SET TASK: Read the lines below and count those that have the word "JSON". Respond with the number only.

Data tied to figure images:
##########
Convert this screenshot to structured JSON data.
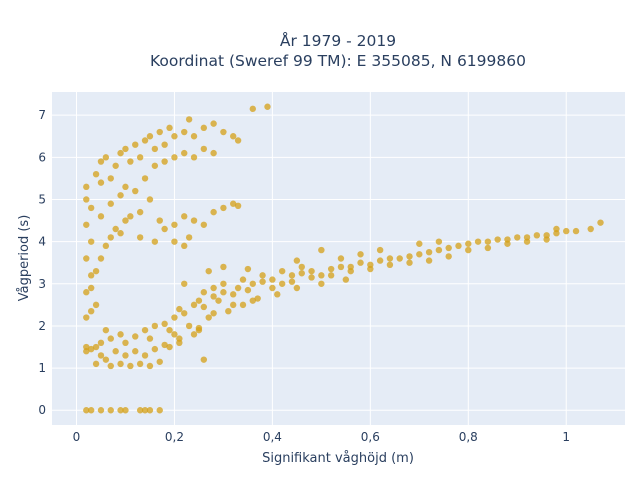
{
  "chart_data": {
    "type": "scatter",
    "title_line1": "År 1979 - 2019",
    "title_line2": "Koordinat (Sweref 99 TM): E 355085, N 6199860",
    "xlabel": "Signifikant våghöjd (m)",
    "ylabel": "Vågperiod (s)",
    "xlim": [
      -0.05,
      1.12
    ],
    "ylim": [
      -0.35,
      7.55
    ],
    "x_ticks": [
      0,
      0.2,
      0.4,
      0.6,
      0.8,
      1
    ],
    "x_tick_labels": [
      "0",
      "0,2",
      "0,4",
      "0,6",
      "0,8",
      "1"
    ],
    "y_ticks": [
      0,
      1,
      2,
      3,
      4,
      5,
      6,
      7
    ],
    "y_tick_labels": [
      "0",
      "1",
      "2",
      "3",
      "4",
      "5",
      "6",
      "7"
    ],
    "grid": true,
    "legend": "none",
    "marker_color": "#D4A017",
    "plot_bg": "#E5ECF6",
    "points": [
      [
        0.02,
        0.0
      ],
      [
        0.03,
        0.0
      ],
      [
        0.05,
        0.0
      ],
      [
        0.07,
        0.0
      ],
      [
        0.09,
        0.0
      ],
      [
        0.1,
        0.0
      ],
      [
        0.13,
        0.0
      ],
      [
        0.14,
        0.0
      ],
      [
        0.15,
        0.0
      ],
      [
        0.17,
        0.0
      ],
      [
        0.02,
        1.5
      ],
      [
        0.03,
        1.45
      ],
      [
        0.04,
        1.5
      ],
      [
        0.02,
        1.4
      ],
      [
        0.05,
        1.3
      ],
      [
        0.04,
        1.1
      ],
      [
        0.06,
        1.2
      ],
      [
        0.07,
        1.05
      ],
      [
        0.09,
        1.1
      ],
      [
        0.11,
        1.05
      ],
      [
        0.13,
        1.1
      ],
      [
        0.15,
        1.05
      ],
      [
        0.17,
        1.15
      ],
      [
        0.05,
        1.6
      ],
      [
        0.07,
        1.7
      ],
      [
        0.09,
        1.8
      ],
      [
        0.1,
        1.6
      ],
      [
        0.12,
        1.75
      ],
      [
        0.14,
        1.9
      ],
      [
        0.15,
        1.7
      ],
      [
        0.16,
        2.0
      ],
      [
        0.18,
        2.05
      ],
      [
        0.2,
        2.2
      ],
      [
        0.19,
        1.9
      ],
      [
        0.21,
        2.4
      ],
      [
        0.22,
        2.3
      ],
      [
        0.24,
        2.5
      ],
      [
        0.25,
        2.6
      ],
      [
        0.26,
        2.45
      ],
      [
        0.28,
        2.7
      ],
      [
        0.29,
        2.6
      ],
      [
        0.3,
        2.8
      ],
      [
        0.32,
        2.75
      ],
      [
        0.33,
        2.9
      ],
      [
        0.35,
        2.85
      ],
      [
        0.36,
        3.0
      ],
      [
        0.38,
        3.05
      ],
      [
        0.4,
        3.1
      ],
      [
        0.42,
        3.0
      ],
      [
        0.44,
        3.2
      ],
      [
        0.46,
        3.25
      ],
      [
        0.48,
        3.3
      ],
      [
        0.5,
        3.2
      ],
      [
        0.52,
        3.35
      ],
      [
        0.54,
        3.4
      ],
      [
        0.56,
        3.4
      ],
      [
        0.58,
        3.5
      ],
      [
        0.6,
        3.45
      ],
      [
        0.62,
        3.55
      ],
      [
        0.64,
        3.6
      ],
      [
        0.66,
        3.6
      ],
      [
        0.68,
        3.65
      ],
      [
        0.7,
        3.7
      ],
      [
        0.72,
        3.75
      ],
      [
        0.74,
        3.8
      ],
      [
        0.76,
        3.85
      ],
      [
        0.78,
        3.9
      ],
      [
        0.8,
        3.95
      ],
      [
        0.82,
        4.0
      ],
      [
        0.84,
        4.0
      ],
      [
        0.86,
        4.05
      ],
      [
        0.88,
        4.05
      ],
      [
        0.9,
        4.1
      ],
      [
        0.92,
        4.1
      ],
      [
        0.94,
        4.15
      ],
      [
        0.96,
        4.15
      ],
      [
        0.98,
        4.2
      ],
      [
        1.0,
        4.25
      ],
      [
        1.07,
        4.45
      ],
      [
        1.05,
        4.3
      ],
      [
        0.2,
        1.8
      ],
      [
        0.23,
        2.0
      ],
      [
        0.27,
        2.2
      ],
      [
        0.31,
        2.35
      ],
      [
        0.34,
        2.5
      ],
      [
        0.37,
        2.65
      ],
      [
        0.41,
        2.75
      ],
      [
        0.45,
        2.9
      ],
      [
        0.5,
        3.0
      ],
      [
        0.55,
        3.1
      ],
      [
        0.18,
        1.55
      ],
      [
        0.21,
        1.7
      ],
      [
        0.25,
        1.9
      ],
      [
        0.26,
        1.2
      ],
      [
        0.22,
        3.0
      ],
      [
        0.27,
        3.3
      ],
      [
        0.3,
        3.4
      ],
      [
        0.35,
        3.35
      ],
      [
        0.45,
        3.55
      ],
      [
        0.5,
        3.8
      ],
      [
        0.02,
        2.8
      ],
      [
        0.03,
        3.2
      ],
      [
        0.02,
        3.6
      ],
      [
        0.03,
        4.0
      ],
      [
        0.02,
        4.4
      ],
      [
        0.03,
        4.8
      ],
      [
        0.02,
        5.3
      ],
      [
        0.04,
        5.6
      ],
      [
        0.05,
        5.9
      ],
      [
        0.06,
        6.0
      ],
      [
        0.07,
        5.5
      ],
      [
        0.08,
        5.8
      ],
      [
        0.09,
        6.1
      ],
      [
        0.1,
        6.2
      ],
      [
        0.11,
        5.9
      ],
      [
        0.12,
        6.3
      ],
      [
        0.13,
        6.0
      ],
      [
        0.14,
        6.4
      ],
      [
        0.15,
        6.5
      ],
      [
        0.16,
        6.2
      ],
      [
        0.17,
        6.6
      ],
      [
        0.18,
        6.3
      ],
      [
        0.19,
        6.7
      ],
      [
        0.2,
        6.5
      ],
      [
        0.22,
        6.6
      ],
      [
        0.23,
        6.9
      ],
      [
        0.24,
        6.5
      ],
      [
        0.26,
        6.7
      ],
      [
        0.28,
        6.8
      ],
      [
        0.3,
        6.6
      ],
      [
        0.32,
        6.5
      ],
      [
        0.33,
        6.4
      ],
      [
        0.36,
        7.15
      ],
      [
        0.39,
        7.2
      ],
      [
        0.05,
        4.6
      ],
      [
        0.07,
        4.9
      ],
      [
        0.09,
        5.1
      ],
      [
        0.1,
        5.3
      ],
      [
        0.12,
        5.2
      ],
      [
        0.14,
        5.5
      ],
      [
        0.16,
        5.8
      ],
      [
        0.18,
        5.9
      ],
      [
        0.2,
        6.0
      ],
      [
        0.22,
        6.1
      ],
      [
        0.24,
        6.0
      ],
      [
        0.26,
        6.2
      ],
      [
        0.28,
        6.1
      ],
      [
        0.03,
        2.9
      ],
      [
        0.04,
        3.3
      ],
      [
        0.05,
        3.6
      ],
      [
        0.06,
        3.9
      ],
      [
        0.07,
        4.1
      ],
      [
        0.08,
        4.3
      ],
      [
        0.09,
        4.2
      ],
      [
        0.1,
        4.5
      ],
      [
        0.11,
        4.6
      ],
      [
        0.13,
        4.7
      ],
      [
        0.15,
        5.0
      ],
      [
        0.17,
        4.5
      ],
      [
        0.18,
        4.3
      ],
      [
        0.2,
        4.4
      ],
      [
        0.22,
        4.6
      ],
      [
        0.24,
        4.5
      ],
      [
        0.26,
        4.4
      ],
      [
        0.28,
        4.7
      ],
      [
        0.3,
        4.8
      ],
      [
        0.32,
        4.9
      ],
      [
        0.33,
        4.85
      ],
      [
        0.23,
        4.1
      ],
      [
        0.2,
        4.0
      ],
      [
        0.16,
        4.0
      ],
      [
        0.13,
        4.1
      ],
      [
        0.22,
        3.9
      ],
      [
        0.02,
        5.0
      ],
      [
        0.05,
        5.4
      ],
      [
        0.03,
        2.35
      ],
      [
        0.02,
        2.2
      ],
      [
        0.04,
        2.5
      ],
      [
        0.06,
        1.9
      ],
      [
        0.08,
        1.4
      ],
      [
        0.1,
        1.3
      ],
      [
        0.12,
        1.4
      ],
      [
        0.14,
        1.3
      ],
      [
        0.16,
        1.45
      ],
      [
        0.19,
        1.5
      ],
      [
        0.21,
        1.6
      ],
      [
        0.24,
        1.8
      ],
      [
        0.25,
        1.95
      ],
      [
        0.28,
        2.3
      ],
      [
        0.32,
        2.5
      ],
      [
        0.36,
        2.6
      ],
      [
        0.4,
        2.9
      ],
      [
        0.44,
        3.05
      ],
      [
        0.48,
        3.15
      ],
      [
        0.52,
        3.2
      ],
      [
        0.56,
        3.3
      ],
      [
        0.6,
        3.35
      ],
      [
        0.64,
        3.45
      ],
      [
        0.68,
        3.5
      ],
      [
        0.72,
        3.55
      ],
      [
        0.76,
        3.65
      ],
      [
        0.8,
        3.8
      ],
      [
        0.84,
        3.85
      ],
      [
        0.88,
        3.95
      ],
      [
        0.92,
        4.0
      ],
      [
        0.96,
        4.05
      ],
      [
        0.98,
        4.3
      ],
      [
        1.02,
        4.25
      ],
      [
        0.74,
        4.0
      ],
      [
        0.7,
        3.95
      ],
      [
        0.62,
        3.8
      ],
      [
        0.58,
        3.7
      ],
      [
        0.54,
        3.6
      ],
      [
        0.46,
        3.4
      ],
      [
        0.42,
        3.3
      ],
      [
        0.38,
        3.2
      ],
      [
        0.34,
        3.1
      ],
      [
        0.3,
        3.0
      ],
      [
        0.28,
        2.9
      ],
      [
        0.26,
        2.8
      ]
    ]
  }
}
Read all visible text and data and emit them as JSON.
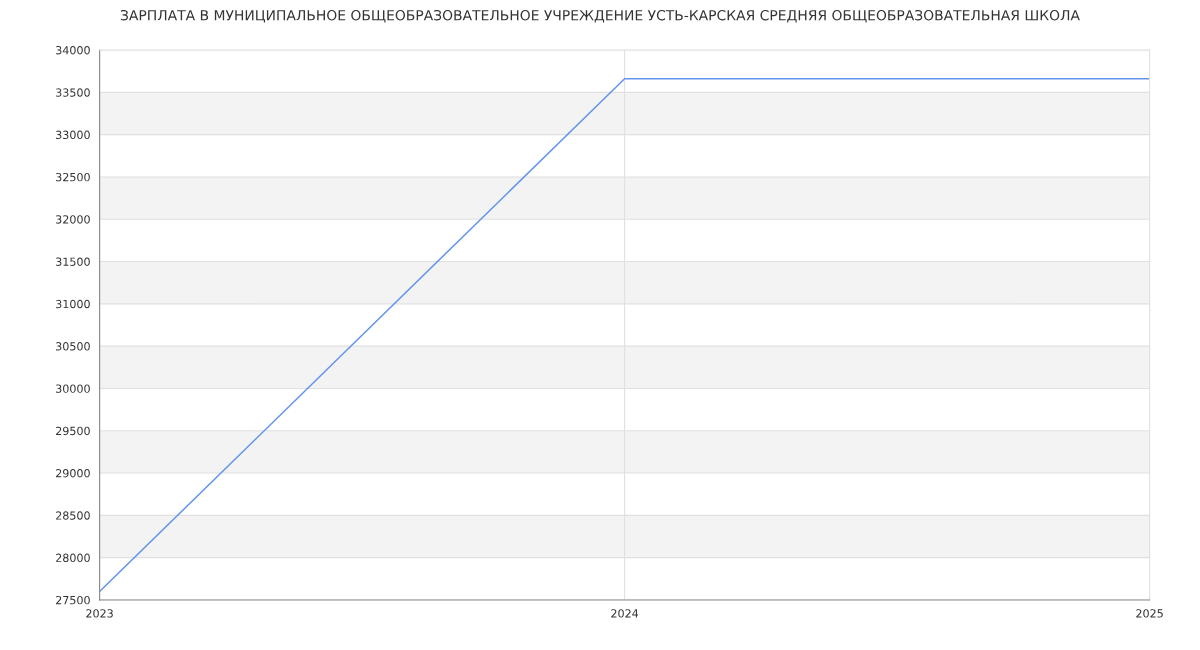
##########
OUTPUT BELOW: 2